* DATASET CONTENT
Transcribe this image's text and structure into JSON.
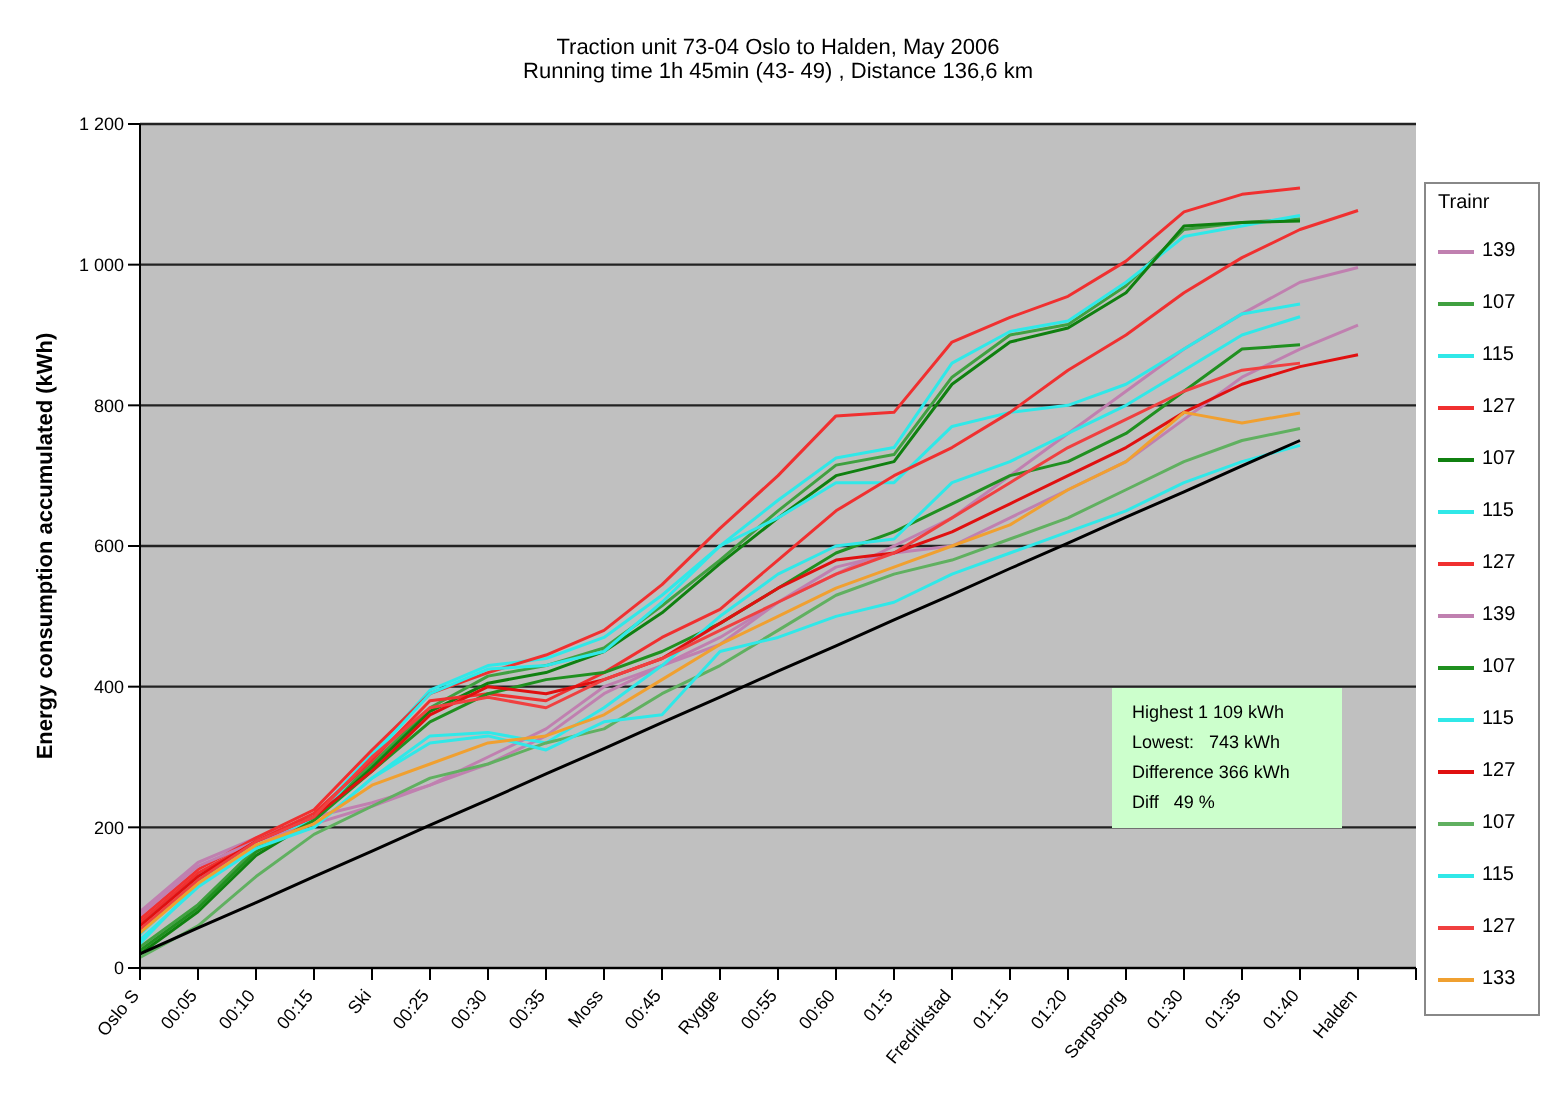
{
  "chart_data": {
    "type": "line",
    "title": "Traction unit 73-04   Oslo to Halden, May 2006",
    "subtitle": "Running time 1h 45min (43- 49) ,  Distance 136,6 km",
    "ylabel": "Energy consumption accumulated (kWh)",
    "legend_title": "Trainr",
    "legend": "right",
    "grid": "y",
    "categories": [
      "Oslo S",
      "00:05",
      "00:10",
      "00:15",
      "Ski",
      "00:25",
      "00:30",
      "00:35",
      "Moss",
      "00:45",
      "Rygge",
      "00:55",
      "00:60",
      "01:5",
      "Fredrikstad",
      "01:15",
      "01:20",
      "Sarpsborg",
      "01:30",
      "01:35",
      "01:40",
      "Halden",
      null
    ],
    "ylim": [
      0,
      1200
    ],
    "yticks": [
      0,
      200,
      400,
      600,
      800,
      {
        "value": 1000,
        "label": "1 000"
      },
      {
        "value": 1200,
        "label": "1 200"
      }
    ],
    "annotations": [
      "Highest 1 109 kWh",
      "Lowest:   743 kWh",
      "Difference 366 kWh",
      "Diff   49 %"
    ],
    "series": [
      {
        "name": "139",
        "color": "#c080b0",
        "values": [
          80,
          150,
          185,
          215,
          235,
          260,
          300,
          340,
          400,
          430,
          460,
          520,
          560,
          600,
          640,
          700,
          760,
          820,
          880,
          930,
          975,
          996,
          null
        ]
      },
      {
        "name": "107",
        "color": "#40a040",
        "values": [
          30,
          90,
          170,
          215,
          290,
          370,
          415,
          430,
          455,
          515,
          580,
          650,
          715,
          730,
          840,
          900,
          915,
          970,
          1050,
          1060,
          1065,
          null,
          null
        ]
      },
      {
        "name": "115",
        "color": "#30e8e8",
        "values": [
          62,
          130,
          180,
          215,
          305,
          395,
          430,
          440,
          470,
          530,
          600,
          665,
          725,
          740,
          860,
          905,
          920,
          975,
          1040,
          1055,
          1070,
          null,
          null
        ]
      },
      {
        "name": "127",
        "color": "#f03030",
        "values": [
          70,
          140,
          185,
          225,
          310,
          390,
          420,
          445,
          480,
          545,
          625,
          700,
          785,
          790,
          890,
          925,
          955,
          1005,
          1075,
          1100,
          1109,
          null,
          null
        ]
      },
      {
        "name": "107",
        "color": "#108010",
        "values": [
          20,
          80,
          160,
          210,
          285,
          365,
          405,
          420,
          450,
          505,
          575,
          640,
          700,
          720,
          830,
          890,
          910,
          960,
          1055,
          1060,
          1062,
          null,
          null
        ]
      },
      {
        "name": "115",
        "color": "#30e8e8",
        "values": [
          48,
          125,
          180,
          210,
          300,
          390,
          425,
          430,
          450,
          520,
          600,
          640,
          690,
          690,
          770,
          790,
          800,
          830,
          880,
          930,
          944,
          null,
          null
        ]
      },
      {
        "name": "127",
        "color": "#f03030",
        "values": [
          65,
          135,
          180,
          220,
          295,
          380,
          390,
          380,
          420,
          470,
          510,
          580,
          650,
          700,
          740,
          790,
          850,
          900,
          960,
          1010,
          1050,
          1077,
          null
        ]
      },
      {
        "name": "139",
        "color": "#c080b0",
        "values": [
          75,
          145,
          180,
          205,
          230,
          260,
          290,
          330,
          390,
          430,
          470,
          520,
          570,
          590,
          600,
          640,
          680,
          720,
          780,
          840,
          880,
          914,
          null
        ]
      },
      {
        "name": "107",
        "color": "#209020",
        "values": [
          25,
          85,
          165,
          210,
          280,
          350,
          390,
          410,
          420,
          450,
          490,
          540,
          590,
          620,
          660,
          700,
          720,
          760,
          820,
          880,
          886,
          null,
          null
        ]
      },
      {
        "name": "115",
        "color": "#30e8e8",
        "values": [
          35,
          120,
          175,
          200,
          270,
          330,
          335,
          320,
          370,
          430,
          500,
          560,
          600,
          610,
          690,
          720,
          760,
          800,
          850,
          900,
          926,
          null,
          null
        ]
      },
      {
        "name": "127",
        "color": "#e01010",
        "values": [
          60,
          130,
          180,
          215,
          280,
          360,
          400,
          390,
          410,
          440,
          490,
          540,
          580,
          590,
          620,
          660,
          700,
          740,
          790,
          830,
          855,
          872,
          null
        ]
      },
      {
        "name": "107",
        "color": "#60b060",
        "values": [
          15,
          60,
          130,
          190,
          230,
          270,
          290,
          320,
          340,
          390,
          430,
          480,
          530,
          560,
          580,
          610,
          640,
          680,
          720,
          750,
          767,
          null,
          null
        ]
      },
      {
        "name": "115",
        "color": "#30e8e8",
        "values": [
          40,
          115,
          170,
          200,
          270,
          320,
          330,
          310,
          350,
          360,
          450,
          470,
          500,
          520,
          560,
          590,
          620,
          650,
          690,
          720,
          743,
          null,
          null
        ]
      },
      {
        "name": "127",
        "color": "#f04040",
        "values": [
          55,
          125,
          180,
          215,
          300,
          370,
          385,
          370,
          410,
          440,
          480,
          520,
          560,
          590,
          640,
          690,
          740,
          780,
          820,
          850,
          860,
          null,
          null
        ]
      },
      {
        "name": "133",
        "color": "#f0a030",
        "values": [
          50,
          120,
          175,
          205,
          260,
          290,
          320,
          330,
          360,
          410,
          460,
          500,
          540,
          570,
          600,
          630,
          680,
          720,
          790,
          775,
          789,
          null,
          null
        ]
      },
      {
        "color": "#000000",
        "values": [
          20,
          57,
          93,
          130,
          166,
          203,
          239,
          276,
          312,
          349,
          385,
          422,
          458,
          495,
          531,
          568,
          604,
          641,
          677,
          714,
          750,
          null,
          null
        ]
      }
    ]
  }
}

* WHAT IS ASKED
The listing above must be printed again exactly, minus its pictures.

* THE SOLUTION
Transcribe this image's text and structure into JSON.
{
  "chart_data": {
    "type": "line",
    "title": "Traction unit 73-04   Oslo to Halden, May 2006",
    "subtitle": "Running time 1h 45min (43- 49) ,  Distance 136,6 km",
    "ylabel": "Energy consumption accumulated (kWh)",
    "legend_title": "Trainr",
    "legend": "right",
    "grid": "y",
    "categories": [
      "Oslo S",
      "00:05",
      "00:10",
      "00:15",
      "Ski",
      "00:25",
      "00:30",
      "00:35",
      "Moss",
      "00:45",
      "Rygge",
      "00:55",
      "00:60",
      "01:5",
      "Fredrikstad",
      "01:15",
      "01:20",
      "Sarpsborg",
      "01:30",
      "01:35",
      "01:40",
      "Halden",
      null
    ],
    "ylim": [
      0,
      1200
    ],
    "yticks": [
      0,
      200,
      400,
      600,
      800,
      {
        "value": 1000,
        "label": "1 000"
      },
      {
        "value": 1200,
        "label": "1 200"
      }
    ],
    "annotations": [
      "Highest 1 109 kWh",
      "Lowest:   743 kWh",
      "Difference 366 kWh",
      "Diff   49 %"
    ],
    "series": [
      {
        "name": "139",
        "color": "#c080b0",
        "values": [
          80,
          150,
          185,
          215,
          235,
          260,
          300,
          340,
          400,
          430,
          460,
          520,
          560,
          600,
          640,
          700,
          760,
          820,
          880,
          930,
          975,
          996,
          null
        ]
      },
      {
        "name": "107",
        "color": "#40a040",
        "values": [
          30,
          90,
          170,
          215,
          290,
          370,
          415,
          430,
          455,
          515,
          580,
          650,
          715,
          730,
          840,
          900,
          915,
          970,
          1050,
          1060,
          1065,
          null,
          null
        ]
      },
      {
        "name": "115",
        "color": "#30e8e8",
        "values": [
          62,
          130,
          180,
          215,
          305,
          395,
          430,
          440,
          470,
          530,
          600,
          665,
          725,
          740,
          860,
          905,
          920,
          975,
          1040,
          1055,
          1070,
          null,
          null
        ]
      },
      {
        "name": "127",
        "color": "#f03030",
        "values": [
          70,
          140,
          185,
          225,
          310,
          390,
          420,
          445,
          480,
          545,
          625,
          700,
          785,
          790,
          890,
          925,
          955,
          1005,
          1075,
          1100,
          1109,
          null,
          null
        ]
      },
      {
        "name": "107",
        "color": "#108010",
        "values": [
          20,
          80,
          160,
          210,
          285,
          365,
          405,
          420,
          450,
          505,
          575,
          640,
          700,
          720,
          830,
          890,
          910,
          960,
          1055,
          1060,
          1062,
          null,
          null
        ]
      },
      {
        "name": "115",
        "color": "#30e8e8",
        "values": [
          48,
          125,
          180,
          210,
          300,
          390,
          425,
          430,
          450,
          520,
          600,
          640,
          690,
          690,
          770,
          790,
          800,
          830,
          880,
          930,
          944,
          null,
          null
        ]
      },
      {
        "name": "127",
        "color": "#f03030",
        "values": [
          65,
          135,
          180,
          220,
          295,
          380,
          390,
          380,
          420,
          470,
          510,
          580,
          650,
          700,
          740,
          790,
          850,
          900,
          960,
          1010,
          1050,
          1077,
          null
        ]
      },
      {
        "name": "139",
        "color": "#c080b0",
        "values": [
          75,
          145,
          180,
          205,
          230,
          260,
          290,
          330,
          390,
          430,
          470,
          520,
          570,
          590,
          600,
          640,
          680,
          720,
          780,
          840,
          880,
          914,
          null
        ]
      },
      {
        "name": "107",
        "color": "#209020",
        "values": [
          25,
          85,
          165,
          210,
          280,
          350,
          390,
          410,
          420,
          450,
          490,
          540,
          590,
          620,
          660,
          700,
          720,
          760,
          820,
          880,
          886,
          null,
          null
        ]
      },
      {
        "name": "115",
        "color": "#30e8e8",
        "values": [
          35,
          120,
          175,
          200,
          270,
          330,
          335,
          320,
          370,
          430,
          500,
          560,
          600,
          610,
          690,
          720,
          760,
          800,
          850,
          900,
          926,
          null,
          null
        ]
      },
      {
        "name": "127",
        "color": "#e01010",
        "values": [
          60,
          130,
          180,
          215,
          280,
          360,
          400,
          390,
          410,
          440,
          490,
          540,
          580,
          590,
          620,
          660,
          700,
          740,
          790,
          830,
          855,
          872,
          null
        ]
      },
      {
        "name": "107",
        "color": "#60b060",
        "values": [
          15,
          60,
          130,
          190,
          230,
          270,
          290,
          320,
          340,
          390,
          430,
          480,
          530,
          560,
          580,
          610,
          640,
          680,
          720,
          750,
          767,
          null,
          null
        ]
      },
      {
        "name": "115",
        "color": "#30e8e8",
        "values": [
          40,
          115,
          170,
          200,
          270,
          320,
          330,
          310,
          350,
          360,
          450,
          470,
          500,
          520,
          560,
          590,
          620,
          650,
          690,
          720,
          743,
          null,
          null
        ]
      },
      {
        "name": "127",
        "color": "#f04040",
        "values": [
          55,
          125,
          180,
          215,
          300,
          370,
          385,
          370,
          410,
          440,
          480,
          520,
          560,
          590,
          640,
          690,
          740,
          780,
          820,
          850,
          860,
          null,
          null
        ]
      },
      {
        "name": "133",
        "color": "#f0a030",
        "values": [
          50,
          120,
          175,
          205,
          260,
          290,
          320,
          330,
          360,
          410,
          460,
          500,
          540,
          570,
          600,
          630,
          680,
          720,
          790,
          775,
          789,
          null,
          null
        ]
      },
      {
        "color": "#000000",
        "values": [
          20,
          57,
          93,
          130,
          166,
          203,
          239,
          276,
          312,
          349,
          385,
          422,
          458,
          495,
          531,
          568,
          604,
          641,
          677,
          714,
          750,
          null,
          null
        ]
      }
    ]
  }
}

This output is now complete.